• SET EXERCISE:
Pull every line of the entries that has the word "effectiveness".

• DATA RECORDS:

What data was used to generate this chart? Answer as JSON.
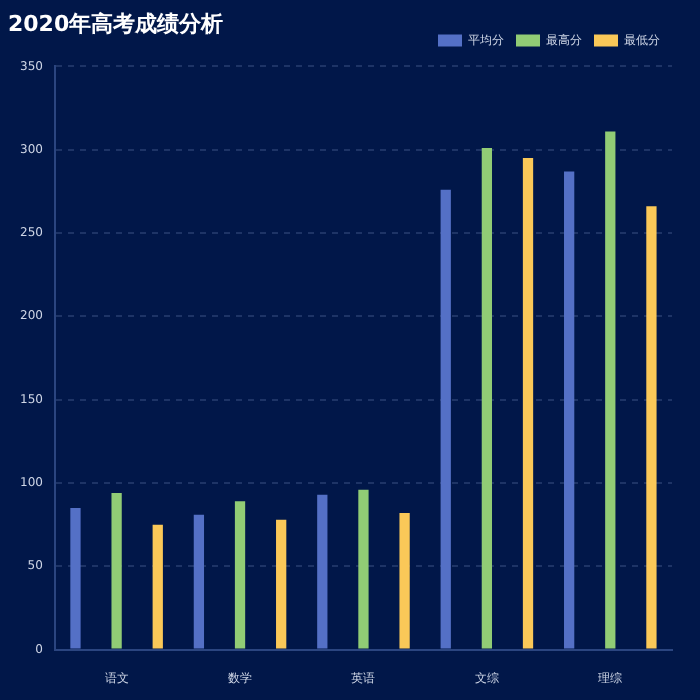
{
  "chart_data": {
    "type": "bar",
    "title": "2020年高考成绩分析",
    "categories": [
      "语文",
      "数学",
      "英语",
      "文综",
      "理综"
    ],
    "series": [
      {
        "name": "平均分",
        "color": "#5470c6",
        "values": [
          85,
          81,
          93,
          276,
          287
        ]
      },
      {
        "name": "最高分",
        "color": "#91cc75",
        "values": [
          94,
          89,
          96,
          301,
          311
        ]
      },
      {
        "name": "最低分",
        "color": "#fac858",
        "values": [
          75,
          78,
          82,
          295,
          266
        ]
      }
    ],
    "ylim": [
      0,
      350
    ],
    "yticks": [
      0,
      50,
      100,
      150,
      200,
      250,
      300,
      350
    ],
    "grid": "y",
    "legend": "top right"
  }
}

* * *

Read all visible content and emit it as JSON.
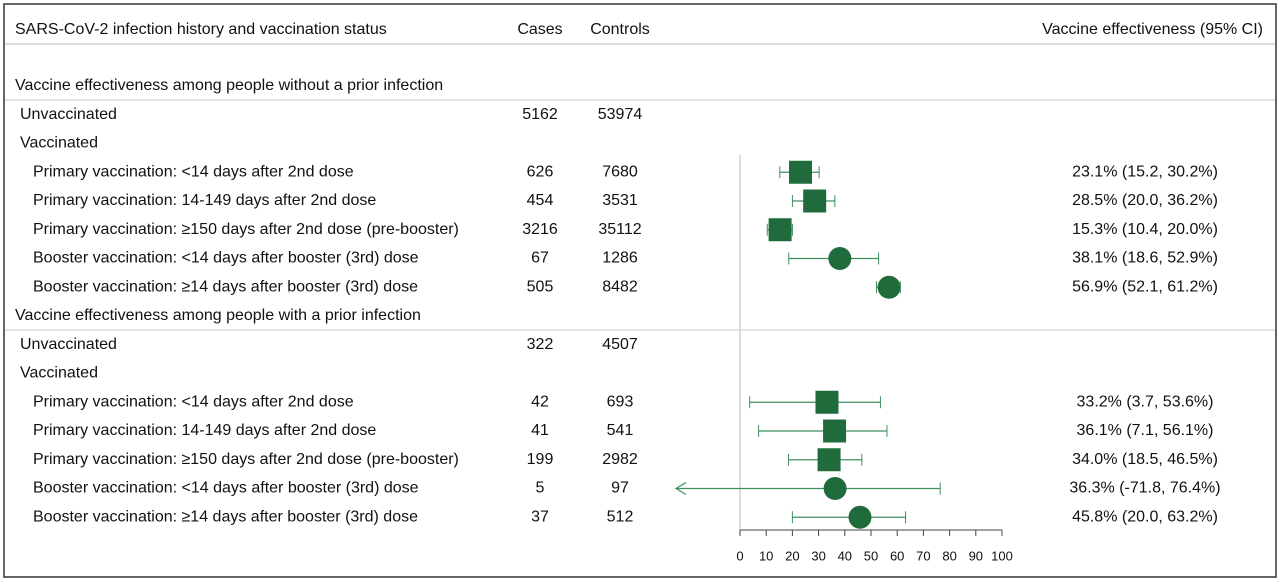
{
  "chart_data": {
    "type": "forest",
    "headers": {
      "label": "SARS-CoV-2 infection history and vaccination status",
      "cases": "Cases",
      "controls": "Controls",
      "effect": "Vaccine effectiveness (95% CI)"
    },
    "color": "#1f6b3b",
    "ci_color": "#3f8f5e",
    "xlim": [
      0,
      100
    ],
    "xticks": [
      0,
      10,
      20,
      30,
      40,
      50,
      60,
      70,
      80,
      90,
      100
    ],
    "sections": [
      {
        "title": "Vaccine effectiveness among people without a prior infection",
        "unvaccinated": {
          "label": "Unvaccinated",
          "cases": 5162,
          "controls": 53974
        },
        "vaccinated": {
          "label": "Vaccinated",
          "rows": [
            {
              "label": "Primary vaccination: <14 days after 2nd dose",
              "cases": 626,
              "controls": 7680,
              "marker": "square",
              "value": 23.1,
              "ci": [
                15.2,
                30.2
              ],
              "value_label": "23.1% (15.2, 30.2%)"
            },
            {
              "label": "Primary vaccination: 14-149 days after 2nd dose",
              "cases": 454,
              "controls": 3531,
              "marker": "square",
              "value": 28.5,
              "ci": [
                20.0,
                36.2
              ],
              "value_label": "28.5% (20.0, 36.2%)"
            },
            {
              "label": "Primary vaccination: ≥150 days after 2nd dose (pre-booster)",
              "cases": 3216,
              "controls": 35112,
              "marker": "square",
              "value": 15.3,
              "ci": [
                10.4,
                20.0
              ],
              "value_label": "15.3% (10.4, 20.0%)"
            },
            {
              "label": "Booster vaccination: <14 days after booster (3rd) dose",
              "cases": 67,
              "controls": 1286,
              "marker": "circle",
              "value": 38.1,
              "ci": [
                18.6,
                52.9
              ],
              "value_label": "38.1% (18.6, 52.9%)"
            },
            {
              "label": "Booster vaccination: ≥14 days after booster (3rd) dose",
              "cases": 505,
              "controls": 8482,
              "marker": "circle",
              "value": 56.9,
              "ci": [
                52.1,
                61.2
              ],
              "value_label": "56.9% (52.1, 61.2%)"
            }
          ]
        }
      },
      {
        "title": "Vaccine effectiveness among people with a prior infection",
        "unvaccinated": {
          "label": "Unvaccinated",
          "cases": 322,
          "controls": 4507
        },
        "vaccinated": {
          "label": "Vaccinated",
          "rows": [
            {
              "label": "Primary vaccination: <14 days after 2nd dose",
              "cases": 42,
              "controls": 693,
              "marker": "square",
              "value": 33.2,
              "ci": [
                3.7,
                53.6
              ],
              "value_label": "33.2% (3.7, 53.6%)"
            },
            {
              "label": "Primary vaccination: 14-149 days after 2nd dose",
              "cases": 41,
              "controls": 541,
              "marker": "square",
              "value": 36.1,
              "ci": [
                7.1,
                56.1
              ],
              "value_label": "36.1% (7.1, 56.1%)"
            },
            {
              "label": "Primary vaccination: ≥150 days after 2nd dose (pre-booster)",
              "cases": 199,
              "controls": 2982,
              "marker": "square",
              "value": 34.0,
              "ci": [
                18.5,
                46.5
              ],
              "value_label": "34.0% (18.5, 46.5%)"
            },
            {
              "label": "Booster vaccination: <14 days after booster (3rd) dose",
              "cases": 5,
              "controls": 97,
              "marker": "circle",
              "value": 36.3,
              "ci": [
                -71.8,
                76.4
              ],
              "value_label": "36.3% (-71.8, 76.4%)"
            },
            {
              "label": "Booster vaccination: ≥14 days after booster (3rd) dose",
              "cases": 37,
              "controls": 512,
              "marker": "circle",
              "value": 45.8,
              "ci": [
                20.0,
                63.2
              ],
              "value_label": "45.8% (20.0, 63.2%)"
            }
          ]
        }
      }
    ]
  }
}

• ANSWER FOR THE TASK:
      "effect": "Vaccine effectiveness (95% CI)"
        "title": "Vaccine effectiveness among people without a prior infection",
        "title": "Vaccine effectiveness among people with a prior infection",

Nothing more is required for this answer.